**Given problem**
Out of the lines below, please list those that hold the string "data".

Stored entries
□ □ □ □ □

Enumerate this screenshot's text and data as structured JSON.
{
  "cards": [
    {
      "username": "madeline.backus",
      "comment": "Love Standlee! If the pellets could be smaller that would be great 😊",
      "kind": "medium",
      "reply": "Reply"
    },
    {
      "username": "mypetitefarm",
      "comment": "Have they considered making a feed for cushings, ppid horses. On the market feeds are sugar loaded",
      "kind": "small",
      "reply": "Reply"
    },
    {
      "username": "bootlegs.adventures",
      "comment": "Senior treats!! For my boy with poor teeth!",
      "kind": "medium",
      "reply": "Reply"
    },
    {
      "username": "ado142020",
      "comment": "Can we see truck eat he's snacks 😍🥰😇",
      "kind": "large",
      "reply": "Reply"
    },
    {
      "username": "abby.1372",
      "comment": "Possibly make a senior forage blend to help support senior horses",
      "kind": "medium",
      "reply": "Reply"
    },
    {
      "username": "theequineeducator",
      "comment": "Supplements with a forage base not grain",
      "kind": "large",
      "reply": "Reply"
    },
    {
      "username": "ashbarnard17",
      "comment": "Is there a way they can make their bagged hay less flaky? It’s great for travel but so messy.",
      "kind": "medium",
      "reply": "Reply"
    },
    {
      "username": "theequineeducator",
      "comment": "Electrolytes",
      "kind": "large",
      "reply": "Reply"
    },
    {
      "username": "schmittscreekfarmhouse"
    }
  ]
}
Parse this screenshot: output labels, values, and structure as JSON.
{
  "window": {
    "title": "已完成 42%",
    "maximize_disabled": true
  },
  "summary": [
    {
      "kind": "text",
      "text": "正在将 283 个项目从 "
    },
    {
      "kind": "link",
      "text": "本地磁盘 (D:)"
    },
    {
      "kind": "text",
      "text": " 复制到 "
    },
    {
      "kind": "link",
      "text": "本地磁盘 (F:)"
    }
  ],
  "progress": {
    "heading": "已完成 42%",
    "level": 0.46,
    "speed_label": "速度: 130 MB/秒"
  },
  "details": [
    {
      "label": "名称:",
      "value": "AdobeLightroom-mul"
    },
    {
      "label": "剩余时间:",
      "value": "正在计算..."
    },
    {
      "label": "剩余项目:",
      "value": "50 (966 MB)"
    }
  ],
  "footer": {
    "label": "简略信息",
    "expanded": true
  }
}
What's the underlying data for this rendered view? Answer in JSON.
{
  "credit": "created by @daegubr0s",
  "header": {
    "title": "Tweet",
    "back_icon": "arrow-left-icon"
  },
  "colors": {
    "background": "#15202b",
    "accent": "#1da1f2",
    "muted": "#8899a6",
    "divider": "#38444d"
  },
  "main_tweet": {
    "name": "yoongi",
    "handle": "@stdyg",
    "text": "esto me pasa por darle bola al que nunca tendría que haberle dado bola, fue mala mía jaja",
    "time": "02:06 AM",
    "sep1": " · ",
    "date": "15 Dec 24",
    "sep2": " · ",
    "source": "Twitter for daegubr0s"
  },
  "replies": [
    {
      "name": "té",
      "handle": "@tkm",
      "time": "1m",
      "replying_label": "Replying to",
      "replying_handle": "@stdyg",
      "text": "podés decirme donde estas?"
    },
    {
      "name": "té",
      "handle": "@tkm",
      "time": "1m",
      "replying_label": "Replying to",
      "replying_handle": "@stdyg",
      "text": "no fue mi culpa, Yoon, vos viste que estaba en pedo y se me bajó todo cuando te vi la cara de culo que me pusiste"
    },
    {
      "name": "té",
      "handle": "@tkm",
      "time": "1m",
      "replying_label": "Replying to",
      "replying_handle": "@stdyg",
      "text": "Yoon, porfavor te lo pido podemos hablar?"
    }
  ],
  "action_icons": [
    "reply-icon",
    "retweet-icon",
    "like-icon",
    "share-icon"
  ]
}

□ □ □ □ □

**Result**
Enumerate this screenshot's text and data as structured JSON.
What's the underlying data for this rendered view? Answer in JSON.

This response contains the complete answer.